Copy the lines of the material verbatim, from the line with "device-symbol (242, 274, 249, 282)" up to and including the line with "window-frame (144, 163, 156, 200)". Output only those lines.

----- Information given -----

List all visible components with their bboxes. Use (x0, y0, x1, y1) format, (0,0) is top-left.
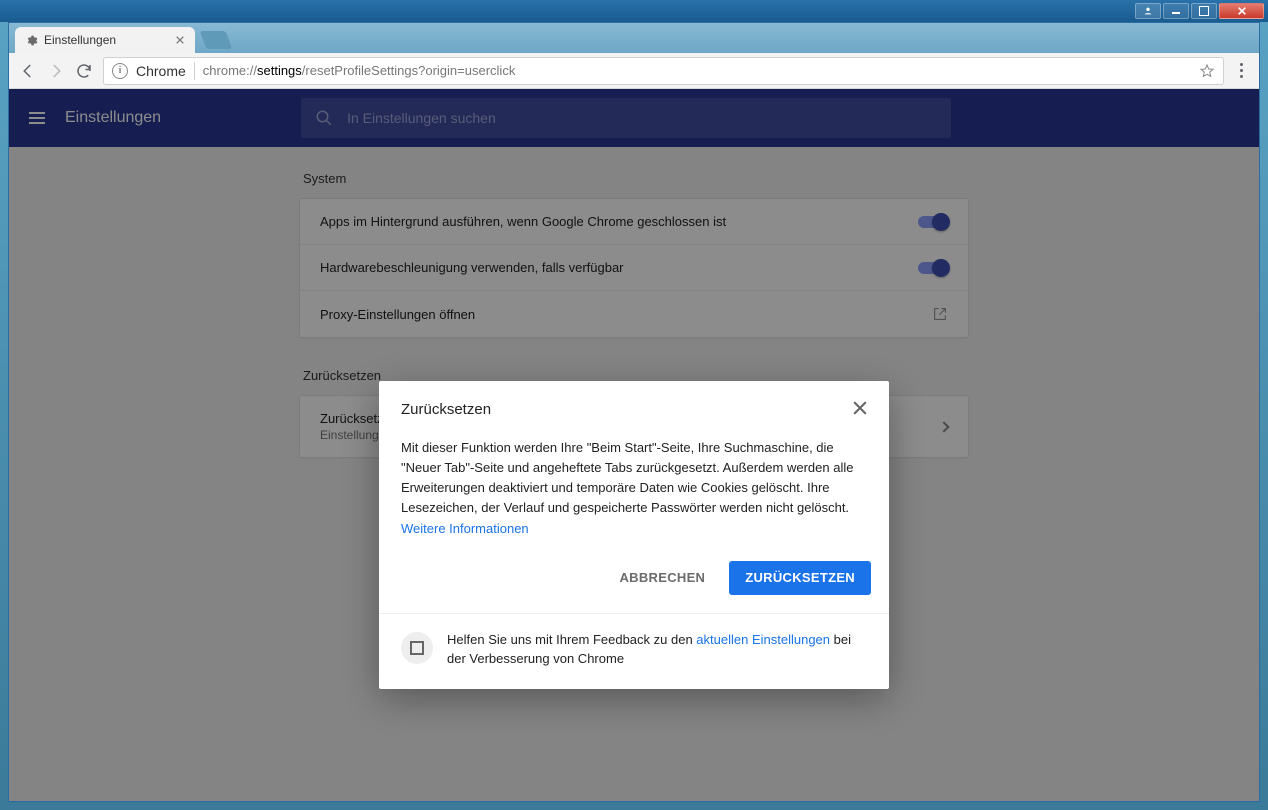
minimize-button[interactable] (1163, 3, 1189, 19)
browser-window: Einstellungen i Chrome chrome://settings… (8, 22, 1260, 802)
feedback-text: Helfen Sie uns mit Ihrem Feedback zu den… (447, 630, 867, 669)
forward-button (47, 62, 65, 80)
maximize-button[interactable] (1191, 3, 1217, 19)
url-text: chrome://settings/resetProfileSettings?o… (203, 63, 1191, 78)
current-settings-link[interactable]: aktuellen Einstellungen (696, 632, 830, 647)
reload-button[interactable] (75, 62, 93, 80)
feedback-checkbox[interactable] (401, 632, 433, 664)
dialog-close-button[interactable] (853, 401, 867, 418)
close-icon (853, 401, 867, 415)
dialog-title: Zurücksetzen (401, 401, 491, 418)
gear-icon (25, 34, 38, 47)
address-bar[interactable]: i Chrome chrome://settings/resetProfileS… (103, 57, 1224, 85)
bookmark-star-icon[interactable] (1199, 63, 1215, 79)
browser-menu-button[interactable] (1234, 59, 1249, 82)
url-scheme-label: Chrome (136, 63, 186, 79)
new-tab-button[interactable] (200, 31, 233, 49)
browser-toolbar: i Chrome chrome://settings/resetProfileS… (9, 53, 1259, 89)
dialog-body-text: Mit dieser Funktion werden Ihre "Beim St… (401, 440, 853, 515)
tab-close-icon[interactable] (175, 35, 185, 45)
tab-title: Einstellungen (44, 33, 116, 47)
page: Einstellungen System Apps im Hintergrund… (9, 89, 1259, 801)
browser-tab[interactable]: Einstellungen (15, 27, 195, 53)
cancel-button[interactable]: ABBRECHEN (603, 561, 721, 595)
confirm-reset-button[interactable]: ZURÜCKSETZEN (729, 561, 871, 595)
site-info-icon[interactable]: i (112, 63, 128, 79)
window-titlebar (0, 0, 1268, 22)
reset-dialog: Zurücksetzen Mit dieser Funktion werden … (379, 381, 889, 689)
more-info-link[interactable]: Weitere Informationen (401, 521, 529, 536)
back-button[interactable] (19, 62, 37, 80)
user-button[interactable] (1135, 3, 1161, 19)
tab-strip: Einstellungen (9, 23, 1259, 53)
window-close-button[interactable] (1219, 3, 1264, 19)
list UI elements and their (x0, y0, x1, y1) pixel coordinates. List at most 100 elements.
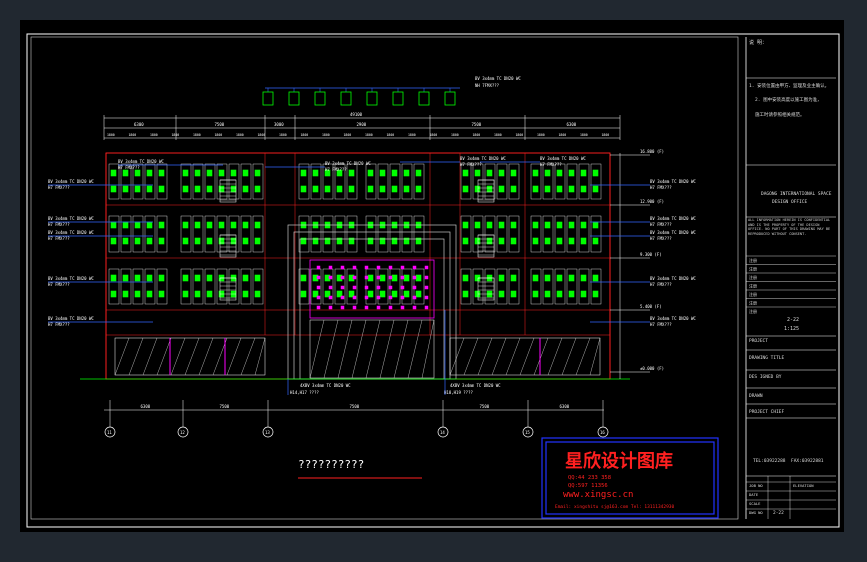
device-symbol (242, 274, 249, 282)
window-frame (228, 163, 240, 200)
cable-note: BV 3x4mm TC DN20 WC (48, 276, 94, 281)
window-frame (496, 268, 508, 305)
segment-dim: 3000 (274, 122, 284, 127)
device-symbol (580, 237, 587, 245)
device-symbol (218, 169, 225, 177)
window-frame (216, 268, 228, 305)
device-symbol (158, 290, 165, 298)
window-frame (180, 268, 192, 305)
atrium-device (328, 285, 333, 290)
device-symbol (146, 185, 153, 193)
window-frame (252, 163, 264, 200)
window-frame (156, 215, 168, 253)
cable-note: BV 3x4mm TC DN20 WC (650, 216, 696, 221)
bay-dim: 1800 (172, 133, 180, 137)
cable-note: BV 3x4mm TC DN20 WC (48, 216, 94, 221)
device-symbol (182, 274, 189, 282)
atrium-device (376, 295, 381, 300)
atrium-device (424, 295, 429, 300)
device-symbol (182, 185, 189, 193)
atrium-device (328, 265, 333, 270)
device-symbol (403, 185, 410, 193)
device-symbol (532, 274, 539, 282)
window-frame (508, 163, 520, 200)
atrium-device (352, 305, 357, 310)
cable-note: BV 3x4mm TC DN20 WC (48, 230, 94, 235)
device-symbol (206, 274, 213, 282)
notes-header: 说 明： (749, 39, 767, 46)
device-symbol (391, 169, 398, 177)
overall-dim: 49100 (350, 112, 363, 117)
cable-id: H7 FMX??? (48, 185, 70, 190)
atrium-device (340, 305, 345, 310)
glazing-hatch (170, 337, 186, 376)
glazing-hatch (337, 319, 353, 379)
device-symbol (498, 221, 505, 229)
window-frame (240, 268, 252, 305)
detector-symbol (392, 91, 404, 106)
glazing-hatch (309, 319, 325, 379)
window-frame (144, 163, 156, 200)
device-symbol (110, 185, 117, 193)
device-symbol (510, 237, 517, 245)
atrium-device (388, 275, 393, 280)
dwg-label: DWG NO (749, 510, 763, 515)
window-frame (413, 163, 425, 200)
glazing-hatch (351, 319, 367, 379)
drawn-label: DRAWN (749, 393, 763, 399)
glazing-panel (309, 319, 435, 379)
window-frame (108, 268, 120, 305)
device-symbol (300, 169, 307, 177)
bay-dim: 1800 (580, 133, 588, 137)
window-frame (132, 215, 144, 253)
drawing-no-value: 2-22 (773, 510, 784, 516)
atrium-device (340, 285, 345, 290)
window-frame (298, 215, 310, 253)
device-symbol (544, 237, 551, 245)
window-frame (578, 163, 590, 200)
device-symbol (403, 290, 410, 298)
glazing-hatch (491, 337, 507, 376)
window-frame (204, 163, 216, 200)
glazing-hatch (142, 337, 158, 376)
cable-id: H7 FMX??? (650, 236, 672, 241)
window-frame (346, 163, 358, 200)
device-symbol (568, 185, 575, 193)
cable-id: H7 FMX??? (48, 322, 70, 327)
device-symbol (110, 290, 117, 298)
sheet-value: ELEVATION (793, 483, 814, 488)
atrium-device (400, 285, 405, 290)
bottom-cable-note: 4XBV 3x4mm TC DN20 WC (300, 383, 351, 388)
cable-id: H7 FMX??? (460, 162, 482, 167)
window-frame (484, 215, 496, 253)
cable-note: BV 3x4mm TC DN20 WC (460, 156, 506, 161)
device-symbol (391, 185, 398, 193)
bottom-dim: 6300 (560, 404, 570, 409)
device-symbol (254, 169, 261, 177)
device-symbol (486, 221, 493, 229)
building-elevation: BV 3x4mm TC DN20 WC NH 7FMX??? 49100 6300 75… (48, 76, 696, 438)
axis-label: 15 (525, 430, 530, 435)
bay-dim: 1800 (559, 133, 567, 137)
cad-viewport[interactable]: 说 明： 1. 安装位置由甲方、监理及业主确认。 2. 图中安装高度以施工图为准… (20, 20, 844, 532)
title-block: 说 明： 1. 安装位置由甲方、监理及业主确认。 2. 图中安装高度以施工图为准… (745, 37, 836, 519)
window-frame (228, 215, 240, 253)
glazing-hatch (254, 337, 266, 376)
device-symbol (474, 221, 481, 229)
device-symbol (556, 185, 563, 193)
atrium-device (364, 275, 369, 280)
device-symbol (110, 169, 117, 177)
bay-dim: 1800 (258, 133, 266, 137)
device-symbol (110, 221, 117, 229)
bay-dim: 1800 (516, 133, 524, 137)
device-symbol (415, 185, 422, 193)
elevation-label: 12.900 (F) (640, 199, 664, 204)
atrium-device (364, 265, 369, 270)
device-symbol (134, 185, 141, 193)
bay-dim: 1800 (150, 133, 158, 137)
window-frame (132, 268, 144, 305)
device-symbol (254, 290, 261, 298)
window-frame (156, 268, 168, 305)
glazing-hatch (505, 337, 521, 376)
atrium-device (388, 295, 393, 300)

-----

**Task output**:
device-symbol (242, 274, 249, 282)
window-frame (228, 163, 240, 200)
cable-note: BV 3x4mm TC DN20 WC (48, 276, 94, 281)
window-frame (496, 268, 508, 305)
segment-dim: 3000 (274, 122, 284, 127)
device-symbol (580, 237, 587, 245)
device-symbol (218, 169, 225, 177)
window-frame (216, 268, 228, 305)
device-symbol (158, 290, 165, 298)
window-frame (180, 268, 192, 305)
atrium-device (328, 285, 333, 290)
device-symbol (146, 185, 153, 193)
window-frame (252, 163, 264, 200)
window-frame (156, 215, 168, 253)
cable-note: BV 3x4mm TC DN20 WC (650, 216, 696, 221)
bay-dim: 1800 (172, 133, 180, 137)
cable-note: BV 3x4mm TC DN20 WC (48, 216, 94, 221)
device-symbol (182, 274, 189, 282)
atrium-device (376, 295, 381, 300)
atrium-device (424, 295, 429, 300)
device-symbol (182, 185, 189, 193)
atrium-device (328, 265, 333, 270)
device-symbol (403, 185, 410, 193)
device-symbol (532, 274, 539, 282)
window-frame (508, 163, 520, 200)
atrium-device (352, 305, 357, 310)
cable-note: BV 3x4mm TC DN20 WC (48, 230, 94, 235)
device-symbol (206, 274, 213, 282)
notes-header: 说 明： (749, 39, 767, 46)
device-symbol (391, 169, 398, 177)
overall-dim: 49100 (350, 112, 363, 117)
cable-id: H7 FMX??? (48, 185, 70, 190)
atrium-device (340, 305, 345, 310)
glazing-hatch (170, 337, 186, 376)
glazing-hatch (337, 319, 353, 379)
device-symbol (498, 221, 505, 229)
window-frame (240, 268, 252, 305)
detector-symbol (392, 91, 404, 106)
glazing-hatch (309, 319, 325, 379)
window-frame (144, 163, 156, 200)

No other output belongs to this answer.